Using the data below, copy every line that contains the word "gmail".

(Extracted records)
= = = = =
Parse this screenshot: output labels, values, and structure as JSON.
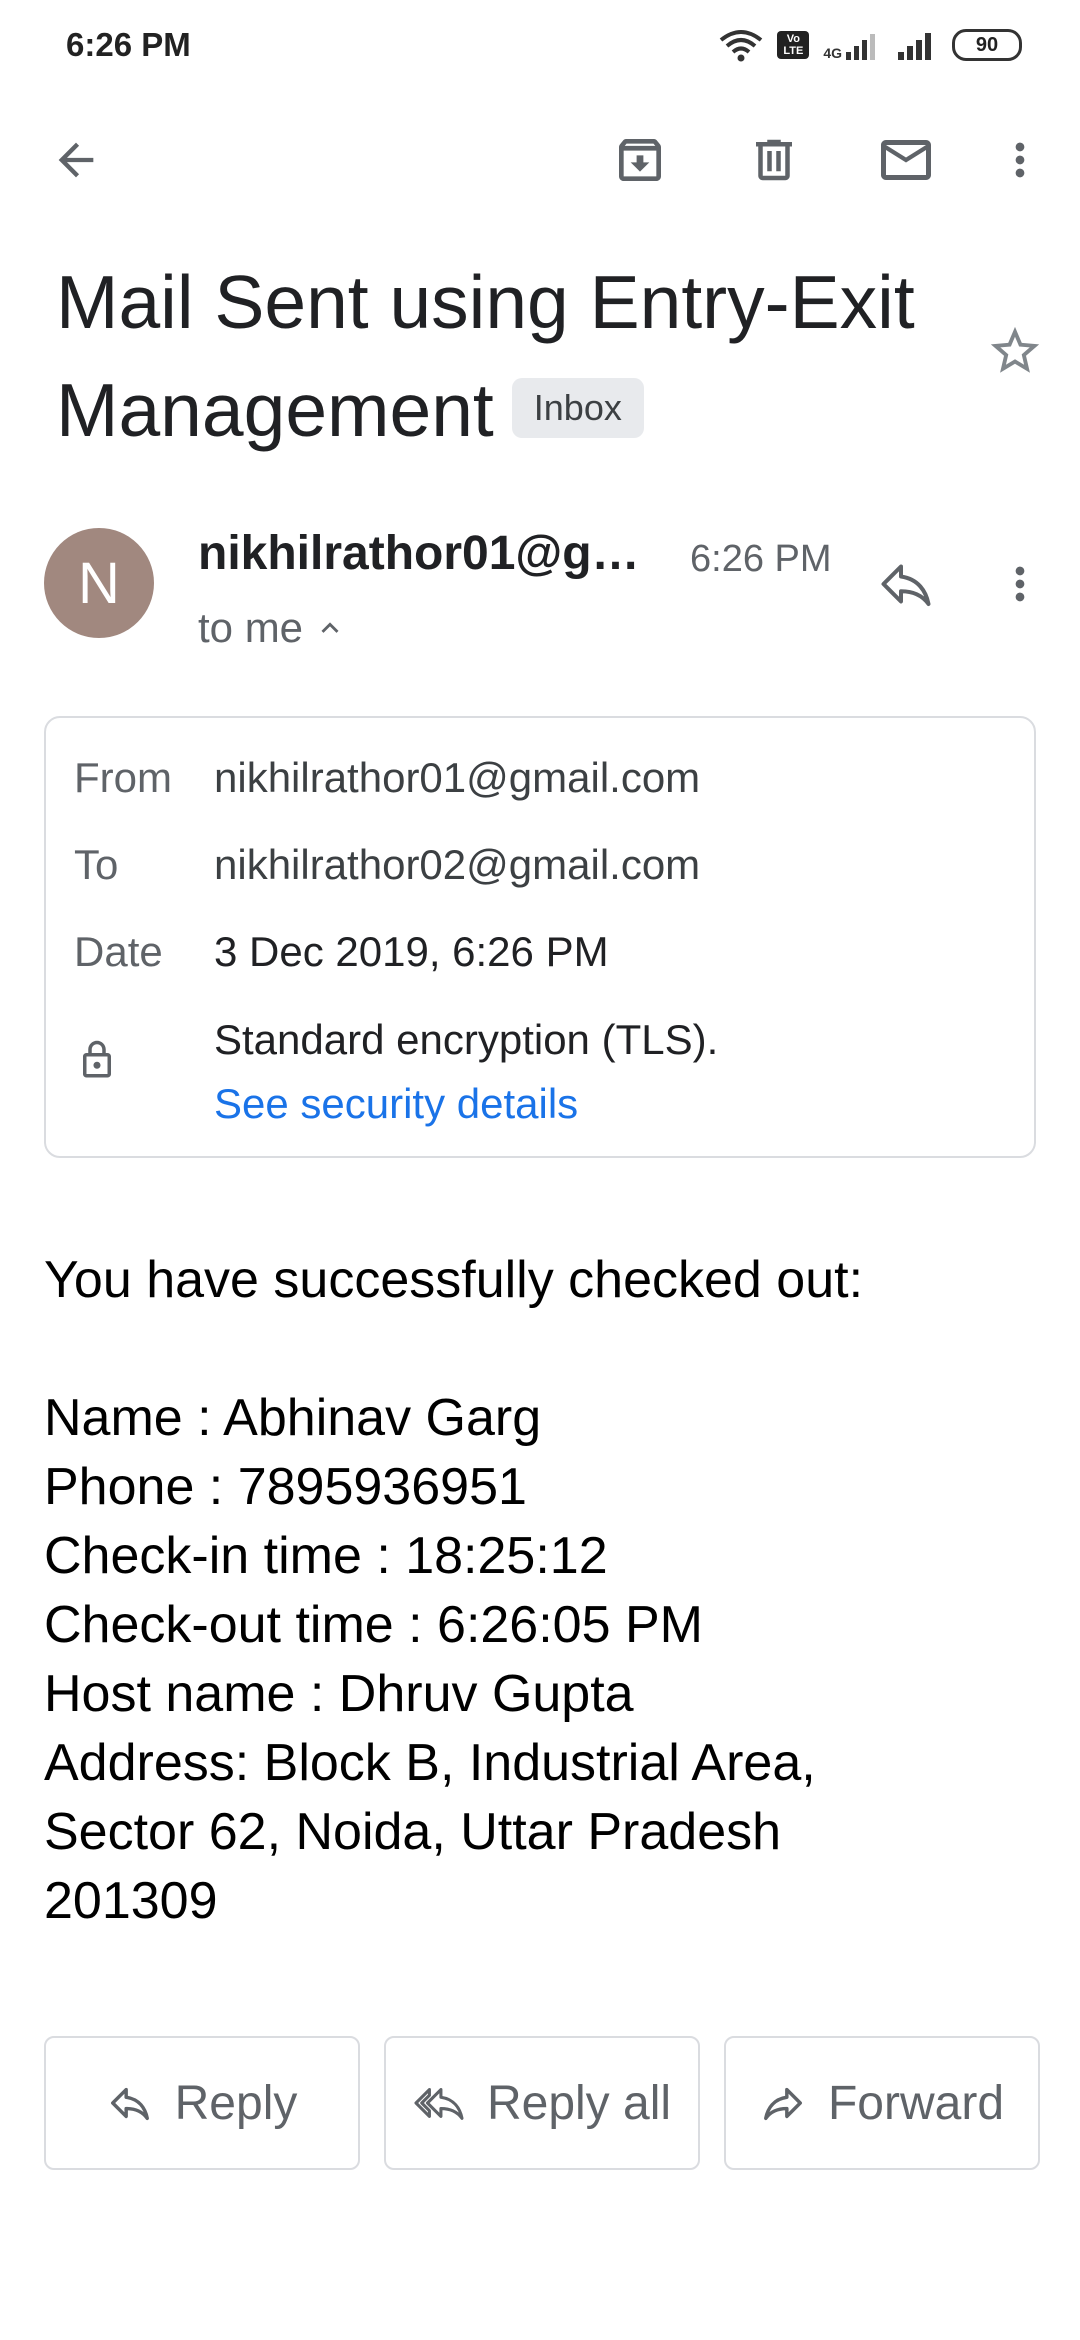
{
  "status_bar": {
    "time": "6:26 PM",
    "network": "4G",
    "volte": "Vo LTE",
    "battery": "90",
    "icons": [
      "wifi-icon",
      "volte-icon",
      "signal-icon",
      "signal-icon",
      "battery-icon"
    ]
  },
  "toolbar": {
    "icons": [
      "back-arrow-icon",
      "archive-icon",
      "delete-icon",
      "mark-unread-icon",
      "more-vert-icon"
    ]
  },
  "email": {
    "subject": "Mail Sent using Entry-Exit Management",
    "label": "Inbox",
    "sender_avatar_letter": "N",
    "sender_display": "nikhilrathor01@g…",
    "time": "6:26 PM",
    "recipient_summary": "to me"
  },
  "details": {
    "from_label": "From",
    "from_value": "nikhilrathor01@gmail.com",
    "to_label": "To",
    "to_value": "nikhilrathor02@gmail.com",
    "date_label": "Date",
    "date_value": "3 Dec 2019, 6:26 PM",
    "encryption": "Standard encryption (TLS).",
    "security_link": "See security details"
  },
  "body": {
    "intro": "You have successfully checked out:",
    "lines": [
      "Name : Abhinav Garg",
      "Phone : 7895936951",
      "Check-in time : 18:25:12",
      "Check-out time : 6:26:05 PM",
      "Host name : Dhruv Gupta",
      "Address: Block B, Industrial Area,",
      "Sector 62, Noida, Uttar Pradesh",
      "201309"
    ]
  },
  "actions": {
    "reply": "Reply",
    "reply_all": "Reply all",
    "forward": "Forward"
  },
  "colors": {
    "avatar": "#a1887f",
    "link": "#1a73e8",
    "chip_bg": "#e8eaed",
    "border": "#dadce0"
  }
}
= = = = =
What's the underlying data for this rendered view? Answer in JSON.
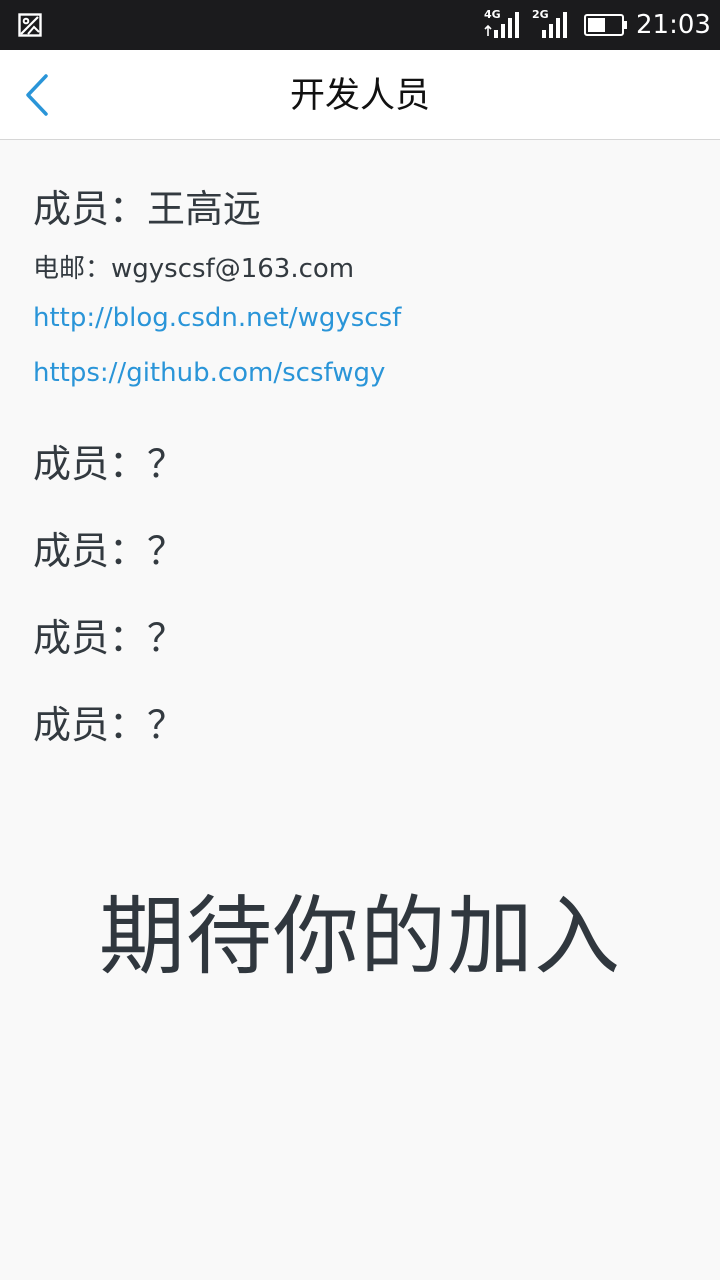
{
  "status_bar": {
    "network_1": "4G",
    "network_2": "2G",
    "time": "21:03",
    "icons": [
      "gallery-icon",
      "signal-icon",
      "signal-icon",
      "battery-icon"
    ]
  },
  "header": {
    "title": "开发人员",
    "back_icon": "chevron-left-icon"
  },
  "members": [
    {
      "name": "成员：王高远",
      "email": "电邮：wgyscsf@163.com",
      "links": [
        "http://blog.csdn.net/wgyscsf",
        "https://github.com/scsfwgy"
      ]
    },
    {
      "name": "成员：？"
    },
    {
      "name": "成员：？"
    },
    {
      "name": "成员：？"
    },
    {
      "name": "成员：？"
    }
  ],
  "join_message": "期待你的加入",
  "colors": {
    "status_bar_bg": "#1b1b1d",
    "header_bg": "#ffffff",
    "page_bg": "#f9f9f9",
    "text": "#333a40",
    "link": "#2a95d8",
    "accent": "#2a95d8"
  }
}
= = = = =
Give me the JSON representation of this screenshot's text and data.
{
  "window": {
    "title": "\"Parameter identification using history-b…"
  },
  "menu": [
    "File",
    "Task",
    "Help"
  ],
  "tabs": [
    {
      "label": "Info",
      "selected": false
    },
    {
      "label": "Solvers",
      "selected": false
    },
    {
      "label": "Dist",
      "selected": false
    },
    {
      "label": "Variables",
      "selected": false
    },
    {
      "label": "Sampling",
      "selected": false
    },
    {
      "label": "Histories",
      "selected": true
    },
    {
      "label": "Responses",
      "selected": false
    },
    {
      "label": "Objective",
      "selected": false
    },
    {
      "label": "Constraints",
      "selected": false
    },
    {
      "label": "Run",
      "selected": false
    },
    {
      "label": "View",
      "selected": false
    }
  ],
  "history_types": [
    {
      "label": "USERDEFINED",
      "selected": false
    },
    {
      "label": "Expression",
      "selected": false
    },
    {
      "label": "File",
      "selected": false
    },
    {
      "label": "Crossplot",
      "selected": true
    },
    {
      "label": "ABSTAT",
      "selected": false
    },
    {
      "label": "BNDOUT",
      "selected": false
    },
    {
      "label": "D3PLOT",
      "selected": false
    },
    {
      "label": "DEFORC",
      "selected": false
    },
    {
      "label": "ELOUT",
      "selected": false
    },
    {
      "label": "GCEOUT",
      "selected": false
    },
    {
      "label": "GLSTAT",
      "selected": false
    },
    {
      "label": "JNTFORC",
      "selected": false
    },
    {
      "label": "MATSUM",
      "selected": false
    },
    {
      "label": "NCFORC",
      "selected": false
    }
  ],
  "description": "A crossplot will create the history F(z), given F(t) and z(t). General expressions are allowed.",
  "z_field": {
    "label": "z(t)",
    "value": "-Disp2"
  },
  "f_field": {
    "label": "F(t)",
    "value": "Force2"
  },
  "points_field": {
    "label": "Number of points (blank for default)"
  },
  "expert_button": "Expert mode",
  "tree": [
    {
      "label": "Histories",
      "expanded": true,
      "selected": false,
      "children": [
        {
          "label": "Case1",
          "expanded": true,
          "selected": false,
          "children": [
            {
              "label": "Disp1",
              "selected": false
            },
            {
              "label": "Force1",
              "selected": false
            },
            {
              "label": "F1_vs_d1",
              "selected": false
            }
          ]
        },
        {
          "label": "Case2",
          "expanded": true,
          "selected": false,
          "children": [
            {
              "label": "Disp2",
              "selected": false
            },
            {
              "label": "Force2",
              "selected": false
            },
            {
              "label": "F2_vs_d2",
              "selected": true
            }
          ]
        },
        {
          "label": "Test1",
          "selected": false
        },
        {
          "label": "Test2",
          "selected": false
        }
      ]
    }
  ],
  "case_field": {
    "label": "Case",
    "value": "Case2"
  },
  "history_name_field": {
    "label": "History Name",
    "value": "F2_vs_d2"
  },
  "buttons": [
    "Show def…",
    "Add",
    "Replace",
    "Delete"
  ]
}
= = = = =
#### [Solution to this task]
    "from_value": "nikhilrathor01@gmail.com",
    "to_value": "nikhilrathor02@gmail.com",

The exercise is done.